● **Goal**
Every record that follows should be printed verbatim.
------ Material provided
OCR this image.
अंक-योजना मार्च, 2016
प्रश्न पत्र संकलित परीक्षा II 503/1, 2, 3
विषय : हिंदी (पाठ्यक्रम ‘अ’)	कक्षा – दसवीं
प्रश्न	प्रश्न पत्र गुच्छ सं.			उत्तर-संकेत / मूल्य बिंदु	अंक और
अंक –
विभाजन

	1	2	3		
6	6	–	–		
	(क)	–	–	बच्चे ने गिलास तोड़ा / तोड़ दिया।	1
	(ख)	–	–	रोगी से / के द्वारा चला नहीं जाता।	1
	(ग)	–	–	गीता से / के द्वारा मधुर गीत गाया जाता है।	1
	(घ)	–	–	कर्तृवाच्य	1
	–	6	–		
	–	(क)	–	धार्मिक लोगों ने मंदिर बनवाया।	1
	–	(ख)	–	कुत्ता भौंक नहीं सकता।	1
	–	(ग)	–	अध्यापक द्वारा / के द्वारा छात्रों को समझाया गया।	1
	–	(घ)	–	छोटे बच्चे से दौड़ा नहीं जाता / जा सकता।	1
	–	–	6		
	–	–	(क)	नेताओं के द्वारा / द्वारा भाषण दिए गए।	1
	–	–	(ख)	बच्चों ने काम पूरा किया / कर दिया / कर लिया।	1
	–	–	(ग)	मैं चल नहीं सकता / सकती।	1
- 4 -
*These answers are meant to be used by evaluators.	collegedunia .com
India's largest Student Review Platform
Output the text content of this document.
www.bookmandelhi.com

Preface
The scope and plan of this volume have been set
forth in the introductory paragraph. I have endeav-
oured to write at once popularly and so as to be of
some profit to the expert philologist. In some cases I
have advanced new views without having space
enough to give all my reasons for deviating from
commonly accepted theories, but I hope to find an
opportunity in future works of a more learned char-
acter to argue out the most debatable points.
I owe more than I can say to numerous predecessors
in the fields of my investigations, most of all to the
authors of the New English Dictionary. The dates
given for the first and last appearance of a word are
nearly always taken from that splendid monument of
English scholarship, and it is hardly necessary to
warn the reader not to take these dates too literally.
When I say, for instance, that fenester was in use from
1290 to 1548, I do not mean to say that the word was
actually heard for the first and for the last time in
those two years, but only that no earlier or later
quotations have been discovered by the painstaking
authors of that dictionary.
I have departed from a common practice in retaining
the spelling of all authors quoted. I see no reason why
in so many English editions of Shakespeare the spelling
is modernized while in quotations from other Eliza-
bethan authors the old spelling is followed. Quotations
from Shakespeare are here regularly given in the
------------
● **Result of the exercise**
OCR this image.
अंक-योजना मार्च, 2016
प्रश्न पत्र संकलित परीक्षा II 503/1, 2, 3
विषय : हिंदी (पाठ्यक्रम ‘अ’)	कक्षा – दसवीं
प्रश्न	प्रश्न पत्र गुच्छ सं.			उत्तर-संकेत / मूल्य बिंदु	अंक और
अंक –
विभाजन

	1	2	3		
6	6	–	–		
	(क)	–	–	बच्चे ने गिलास तोड़ा / तोड़ दिया।	1
	(ख)	–	–	रोगी से / के द्वारा चला नहीं जाता।	1
	(ग)	–	–	गीता से / के द्वारा मधुर गीत गाया जाता है।	1
	(घ)	–	–	कर्तृवाच्य	1
	–	6	–		
	–	(क)	–	धार्मिक लोगों ने मंदिर बनवाया।	1
	–	(ख)	–	कुत्ता भौंक नहीं सकता।	1
	–	(ग)	–	अध्यापक द्वारा / के द्वारा छात्रों को समझाया गया।	1
	–	(घ)	–	छोटे बच्चे से दौड़ा नहीं जाता / जा सकता।	1
	–	–	6		
	–	–	(क)	नेताओं के द्वारा / द्वारा भाषण दिए गए।	1
	–	–	(ख)	बच्चों ने काम पूरा किया / कर दिया / कर लिया।	1
	–	–	(ग)	मैं चल नहीं सकता / सकती।	1
- 4 -
*These answers are meant to be used by evaluators.	collegedunia .com
India's largest Student Review Platform
Output the text content of this document.
www.bookmandelhi.com

Preface
The scope and plan of this volume have been set
forth in the introductory paragraph. I have endeav-
oured to write at once popularly and so as to be of
some profit to the expert philologist. In some cases I
have advanced new views without having space
enough to give all my reasons for deviating from
commonly accepted theories, but I hope to find an
opportunity in future works of a more learned char-
acter to argue out the most debatable points.
I owe more than I can say to numerous predecessors
in the fields of my investigations, most of all to the
authors of the New English Dictionary. The dates
given for the first and last appearance of a word are
nearly always taken from that splendid monument of
English scholarship, and it is hardly necessary to
warn the reader not to take these dates too literally.
When I say, for instance, that fenester was in use from
1290 to 1548, I do not mean to say that the word was
actually heard for the first and for the last time in
those two years, but only that no earlier or later
quotations have been discovered by the painstaking
authors of that dictionary.
I have departed from a common practice in retaining
the spelling of all authors quoted. I see no reason why
in so many English editions of Shakespeare the spelling
is modernized while in quotations from other Eliza-
bethan authors the old spelling is followed. Quotations
from Shakespeare are here regularly given in the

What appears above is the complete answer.